◆ EXTRACTO DE LA PÁGINA:
►
El domingo, 14 de diciembre de 2025

 

III DOMINGO DE ADVIENTO

(Isaías 35:1-6.10; Santiago 5:7-10; Mateo 11:2-11)

Según una antigua tradición, este tercer domingo de Adviento se llama “Gaudete”. Gaudete es latín para “regocíjense”. Ahora es tiempo de regocijarse porque hemos llegado al punto medio de la espera de la Navidad. Por esta razón, el sacerdote y el diácono llevan ornamentos de color rosa, no el morado penitencial de los otros domingos de Adviento.

Usualmente la segunda lectura presenta el tema del gozo en este domingo, pero no este año. Escuchamos al profeta Isaías en la primera lectura decir al pueblo de Israel: “Regocíjate”. La segunda lectura, de la Carta de Santiago, solo alienta al pueblo cristiano a ser paciente en la espera del Señor. Querría explorar este tema de la esperanza una vez más.

Nosotros, los cristianos, hemos estado esperando al Señor desde su resurrección de entre los muertos. Queremos que nos vindique por vidas de honradez, generosidad y castidad. Nuestras esperanzas de verlo se alzan cuando escuchamos frases como “…está cerca” en la lectura de Santiago. Nos preguntamos: “¿Cuándo llegará?” Evidentemente, la gente a la cual escribió Santiago tenía la misma inquietud. Por eso les exhorta: “Sean pacientes...” Es cierto que Jesucristo regresará porque lo ha dicho. Pero el día y la hora, como también dice, “…nadie los conoce, ni los ángeles del cielo, ni el Hijo, sino sólo el Padre” (24,36).

La paciencia nos dispone a sufrir y a soportar los males presentes. El esperar no es el peor mal, pero ciertamente no nos gusta. De hecho, esperar nos inclina a cometer actos lamentables. Se puede ver en las carreteras a choferes impacientes arriesgando sus vidas y las de otros por zigzaguear en el tráfico. Otros choferes impacientes maldicen a los cautelosos de modo que escandalizan a sí mismos junto con sus acompañantes.

En el fondo de nuestro disgusto con esperar está la tendencia a pensar en nosotros como más importantes que los demás. No queremos aguantar ninguna inconveniencia porque nos creemos superiores. Incluso tenemos dificultad para ver a Dios como más importante.  Deberíamos haber aprendido de nuestras madres que el mundo no se centra en nosotros, sino en Dios. Como el Creador y Sostenedor del universo, debemos someternos a su voluntad. No podemos esperar que Él se someta a la nuestra.
◄
◆ SECCIÓN DE DATOS:
►
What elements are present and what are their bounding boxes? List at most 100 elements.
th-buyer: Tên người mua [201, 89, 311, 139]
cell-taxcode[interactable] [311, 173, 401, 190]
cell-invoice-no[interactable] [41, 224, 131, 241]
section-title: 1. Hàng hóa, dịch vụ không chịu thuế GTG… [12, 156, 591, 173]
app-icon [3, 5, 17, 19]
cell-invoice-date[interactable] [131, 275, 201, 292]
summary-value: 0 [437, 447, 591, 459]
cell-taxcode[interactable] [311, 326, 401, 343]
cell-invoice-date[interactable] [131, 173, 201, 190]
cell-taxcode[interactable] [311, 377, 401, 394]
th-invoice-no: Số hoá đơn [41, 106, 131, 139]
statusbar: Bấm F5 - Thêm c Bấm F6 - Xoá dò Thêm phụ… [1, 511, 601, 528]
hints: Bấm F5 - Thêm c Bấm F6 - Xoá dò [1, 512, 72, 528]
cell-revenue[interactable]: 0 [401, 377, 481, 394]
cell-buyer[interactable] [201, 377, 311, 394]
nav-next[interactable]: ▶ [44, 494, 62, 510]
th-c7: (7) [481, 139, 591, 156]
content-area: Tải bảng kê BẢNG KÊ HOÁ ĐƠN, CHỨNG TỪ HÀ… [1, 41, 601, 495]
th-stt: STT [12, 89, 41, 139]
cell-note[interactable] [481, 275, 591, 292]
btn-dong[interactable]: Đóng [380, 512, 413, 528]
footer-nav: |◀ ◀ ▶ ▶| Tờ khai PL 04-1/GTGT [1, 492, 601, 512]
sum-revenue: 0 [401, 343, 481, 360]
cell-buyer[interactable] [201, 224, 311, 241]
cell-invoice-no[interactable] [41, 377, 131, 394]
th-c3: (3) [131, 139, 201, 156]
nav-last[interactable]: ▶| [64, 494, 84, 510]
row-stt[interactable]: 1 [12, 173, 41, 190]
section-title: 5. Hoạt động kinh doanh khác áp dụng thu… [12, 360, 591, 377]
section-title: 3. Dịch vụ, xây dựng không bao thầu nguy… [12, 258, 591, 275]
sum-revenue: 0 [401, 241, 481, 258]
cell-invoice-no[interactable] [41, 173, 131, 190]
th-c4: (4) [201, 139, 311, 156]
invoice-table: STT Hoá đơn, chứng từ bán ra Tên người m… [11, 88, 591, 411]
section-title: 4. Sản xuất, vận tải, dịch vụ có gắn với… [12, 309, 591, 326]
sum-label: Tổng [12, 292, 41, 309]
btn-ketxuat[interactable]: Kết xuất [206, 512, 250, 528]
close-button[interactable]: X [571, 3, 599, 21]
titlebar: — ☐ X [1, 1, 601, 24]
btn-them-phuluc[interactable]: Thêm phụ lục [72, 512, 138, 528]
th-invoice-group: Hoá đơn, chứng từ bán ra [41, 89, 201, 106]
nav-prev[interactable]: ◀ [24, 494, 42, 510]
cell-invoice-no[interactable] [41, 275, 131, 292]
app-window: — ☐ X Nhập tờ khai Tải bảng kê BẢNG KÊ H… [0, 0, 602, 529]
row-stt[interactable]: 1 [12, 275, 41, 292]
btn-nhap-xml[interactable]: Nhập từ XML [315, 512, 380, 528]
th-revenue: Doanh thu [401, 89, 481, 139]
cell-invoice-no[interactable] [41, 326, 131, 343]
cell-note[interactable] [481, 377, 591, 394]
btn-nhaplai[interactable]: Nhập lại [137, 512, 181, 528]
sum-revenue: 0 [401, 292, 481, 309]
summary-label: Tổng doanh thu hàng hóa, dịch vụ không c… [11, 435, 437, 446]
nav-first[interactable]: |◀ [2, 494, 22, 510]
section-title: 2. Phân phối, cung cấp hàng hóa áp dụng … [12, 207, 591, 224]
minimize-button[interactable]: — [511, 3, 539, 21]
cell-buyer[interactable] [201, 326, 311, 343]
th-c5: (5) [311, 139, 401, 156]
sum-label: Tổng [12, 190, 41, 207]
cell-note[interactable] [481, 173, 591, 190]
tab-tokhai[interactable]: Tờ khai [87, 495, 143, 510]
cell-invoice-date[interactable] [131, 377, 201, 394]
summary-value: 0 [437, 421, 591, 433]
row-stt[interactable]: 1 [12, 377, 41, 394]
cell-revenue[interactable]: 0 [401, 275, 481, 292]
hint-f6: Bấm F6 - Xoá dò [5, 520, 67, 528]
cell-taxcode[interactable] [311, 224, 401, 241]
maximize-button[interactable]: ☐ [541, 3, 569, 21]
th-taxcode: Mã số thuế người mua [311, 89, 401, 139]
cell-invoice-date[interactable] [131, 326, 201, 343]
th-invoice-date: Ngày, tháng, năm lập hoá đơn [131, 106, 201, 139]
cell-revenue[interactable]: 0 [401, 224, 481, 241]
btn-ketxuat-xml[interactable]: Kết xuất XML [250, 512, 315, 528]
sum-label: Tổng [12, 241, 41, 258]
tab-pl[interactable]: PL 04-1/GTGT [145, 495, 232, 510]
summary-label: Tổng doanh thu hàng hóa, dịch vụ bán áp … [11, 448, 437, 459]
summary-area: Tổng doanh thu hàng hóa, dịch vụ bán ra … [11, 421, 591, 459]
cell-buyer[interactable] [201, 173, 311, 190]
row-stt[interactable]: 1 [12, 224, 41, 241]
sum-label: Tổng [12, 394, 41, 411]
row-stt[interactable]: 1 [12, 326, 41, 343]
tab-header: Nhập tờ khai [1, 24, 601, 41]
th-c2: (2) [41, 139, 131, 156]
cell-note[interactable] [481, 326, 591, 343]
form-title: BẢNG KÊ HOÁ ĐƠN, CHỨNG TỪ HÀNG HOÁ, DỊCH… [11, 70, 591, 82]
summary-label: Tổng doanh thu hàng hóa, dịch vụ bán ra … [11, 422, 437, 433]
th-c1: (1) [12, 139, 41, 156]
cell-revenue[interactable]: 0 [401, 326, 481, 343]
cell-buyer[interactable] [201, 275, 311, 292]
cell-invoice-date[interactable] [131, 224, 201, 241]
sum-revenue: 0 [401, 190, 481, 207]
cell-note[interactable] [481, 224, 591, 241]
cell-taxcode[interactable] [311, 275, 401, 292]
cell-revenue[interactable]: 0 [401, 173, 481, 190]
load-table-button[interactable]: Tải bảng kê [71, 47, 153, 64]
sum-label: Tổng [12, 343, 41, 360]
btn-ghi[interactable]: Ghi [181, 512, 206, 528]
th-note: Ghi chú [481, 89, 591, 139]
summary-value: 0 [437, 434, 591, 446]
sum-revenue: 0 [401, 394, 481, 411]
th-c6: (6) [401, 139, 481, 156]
◄
◆ TAREA: Reproduce del texto sobre el tercer domingo de Adviento todo lo que va desde “Usualmente la segunda” hasta “una vez más.”, ambos incluidos.

◆ RESULTADO:
Usualmente la segunda lectura presenta el tema del gozo en este domingo, pero no este año. Escuchamos al profeta Isaías en la primera lectura decir al pueblo de Israel: “Regocíjate”. La segunda lectura, de la Carta de Santiago, solo alienta al pueblo cristiano a ser paciente en la espera del Señor. Querría explorar este tema de la esperanza una vez más.